_SOURCE PASSAGE_
++++++++++++++++++++

Category Archives: Sourcing Innovation

Is this the year CLM breaks the bank?

Or at least the deal?

Last year Icertis raised over 100 Million at a valuation that allowed it to become the next unicorn and Coupa bought Exari to fill the hole in their suite. Seal Software raised another 15 Million just to power contract discovery and a new startup, Lexion, raised 4.2M to bring AI to contract management.

Pure-play CLM, and its precursor technology, has been around for a long time. Exari was founded in 1999 and Selectica, which rebranded as Determine after it acquired b-pack and Iasta, dates back to 1996 when it offered a CPQ (configured price quote) solution. Not long after, Nextance (which was acquired by Versata) was founded in 2000. And the saga continued from there.

But we won’t bore you with a detailed recounting of providers that have come and gone over the past 20 years. The point was merely to make it clear that while CLM has been around for a long time, it hasn’t been very successful. The majority of providers have been acquired, acquired, and/or morphed into different solution providers in order to survive.

But this is the year CLM may finally come to the forefront. With risks increasing, costs escalating, and supply chains lengthening, contracts, and associated obligation and liability management, are becoming ever more important. It’s not just negotiating a good deal, it’s ensuring that deal is adhered to. That’s more than just loading the items into the catalogue with agreed to pricing and ensuring the invoices match the purchase orders, it’s ensuring the items are bought when they are supposed to be (so the company keeps its end), delivered when they are supposed to be, at the quality level they are supposed to be at, and free of the risks they are supposed to be free of.

++++++++++++++++++++

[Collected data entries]
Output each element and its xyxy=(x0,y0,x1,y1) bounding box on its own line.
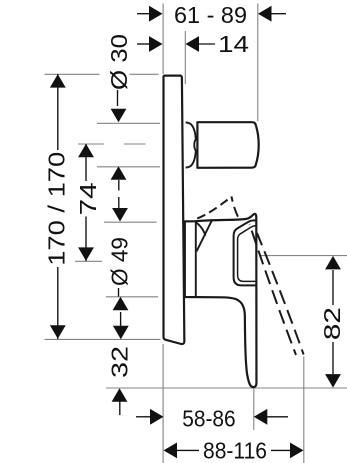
dashed lever long right edge xyxy=(257,233,304,355)
dim O49 line between arrows xyxy=(120,312,122,326)
ext line below plate (x=163) xyxy=(162,344,164,463)
ext line lever axis (y=261) xyxy=(75,260,102,262)
dashed lever long left edge xyxy=(250,224,297,355)
knob (cylinder, side view) xyxy=(197,122,258,168)
arrow down 82 bottom xyxy=(325,374,341,388)
ext line knob bottom (y=167) xyxy=(97,166,160,168)
ext line plate top (y=74) xyxy=(45,73,100,75)
lever grip window outer xyxy=(234,220,257,285)
arrow up knob bottom xyxy=(111,166,127,180)
arrow down O30 xyxy=(111,109,127,123)
arrow left 88-116 left xyxy=(164,443,178,459)
ext line 14-dim (x=185) xyxy=(184,31,186,84)
arrow up O49 xyxy=(113,297,129,311)
dim 170/170 line xyxy=(57,74,59,150)
dim O49 leader xyxy=(118,288,120,297)
ext line plate bottom (y=340) xyxy=(45,338,161,340)
arrow left at x=258 y=13.7 xyxy=(258,6,272,22)
ext line hub top (y=222) xyxy=(104,221,157,223)
dimension lines and arrows (black) xyxy=(58,14,333,451)
ext line knob front (x=258) xyxy=(257,4,259,122)
ext line dashed lever end (x=304) xyxy=(303,357,305,463)
svg-text:88-116: 88-116 xyxy=(203,437,267,463)
wall plate (escutcheon, side view) xyxy=(164,76,185,344)
svg-text:Ø 49: Ø 49 xyxy=(107,237,133,286)
svg-text:74: 74 xyxy=(75,182,101,215)
cone rear line xyxy=(195,222,197,297)
dim 32 tail below arrow xyxy=(119,401,121,415)
arrow down 74 bottom xyxy=(78,247,94,261)
dim 82 line xyxy=(332,270,334,305)
arrow right at x=162.5 y=44 xyxy=(149,36,163,52)
dim 88-116 line xyxy=(177,449,200,451)
arrow up 32 bottom xyxy=(112,388,128,402)
svg-text:82: 82 xyxy=(319,307,345,340)
dim O30 leader xyxy=(117,90,119,106)
arrow left at x=185.5 y=44 xyxy=(186,36,200,52)
dim 58-86 tails xyxy=(136,416,151,418)
ext line left of plate top (x=163) xyxy=(162,4,164,75)
arrow up 74 top xyxy=(78,144,94,158)
svg-text:Ø 30: Ø 30 xyxy=(106,34,132,90)
ext line hub bottom (y=297) xyxy=(106,296,158,298)
hub + lever (solid, closed position) xyxy=(185,214,257,387)
svg-text:170 / 170: 170 / 170 xyxy=(44,152,70,266)
arrow right 88-116 right xyxy=(290,443,304,459)
dim 74 line xyxy=(85,144,87,181)
arrow down hub top xyxy=(112,208,128,222)
arrow up 170 top xyxy=(50,74,66,88)
dim chain line between knob-bottom and hub-top arrows xyxy=(118,180,120,191)
arrow left 58-86 right xyxy=(254,409,267,425)
ext line knob axis (y=144) xyxy=(78,143,104,145)
ext line lever bottom (y=388) xyxy=(106,387,347,389)
dashed lever raised position: rising edge xyxy=(197,197,231,219)
arrow right 58-86 left xyxy=(150,409,164,425)
arrow down O49 bottom / plate bottom xyxy=(113,326,129,340)
dim 61-89 tails xyxy=(137,13,150,15)
dim 14 tails xyxy=(137,43,150,45)
dashed lever apex to corner xyxy=(232,197,241,222)
ext line lever tip (x=254) xyxy=(253,388,255,430)
lever grip window inner xyxy=(238,226,257,282)
arrow up 82 top xyxy=(325,256,341,270)
ext line knob top (y=123) xyxy=(97,122,160,124)
svg-text:61 - 89: 61 - 89 xyxy=(174,2,247,28)
lever rear slant line xyxy=(197,219,213,251)
svg-text:58-86: 58-86 xyxy=(182,406,236,432)
svg-text:32: 32 xyxy=(107,346,133,378)
arrow right at x=162.5 y=13.7 xyxy=(149,6,163,22)
cone arc xyxy=(196,222,206,235)
knob neck xyxy=(186,122,196,167)
ext line dashed lever top (y=255.6) xyxy=(259,255,347,257)
arrow down 170 bottom xyxy=(50,325,66,339)
svg-text:14: 14 xyxy=(218,31,249,57)
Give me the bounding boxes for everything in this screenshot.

++++++++++++++++++++

_REQUIRED ACTIONS_
[A] Reproduce the stretch of the CLM article from "Is this the" through "to contract management.".
[B] From the listing, write out the stretch from the line that contains "dashed lever long right" through the line that contains "dashed lever long left", both included, exactly as they stand.

_ANSWERS TO THE PROBLEMS_
[A]
Is this the year CLM breaks the bank?

Or at least the deal?

Last year Icertis raised over 100 Million at a valuation that allowed it to become the next unicorn and Coupa bought Exari to fill the hole in their suite. Seal Software raised another 15 Million just to power contract discovery and a new startup, Lexion, raised 4.2M to bring AI to contract management.

[B]
dashed lever long right edge xyxy=(257,233,304,355)
dim O49 line between arrows xyxy=(120,312,122,326)
ext line below plate (x=163) xyxy=(162,344,164,463)
ext line lever axis (y=261) xyxy=(75,260,102,262)
dashed lever long left edge xyxy=(250,224,297,355)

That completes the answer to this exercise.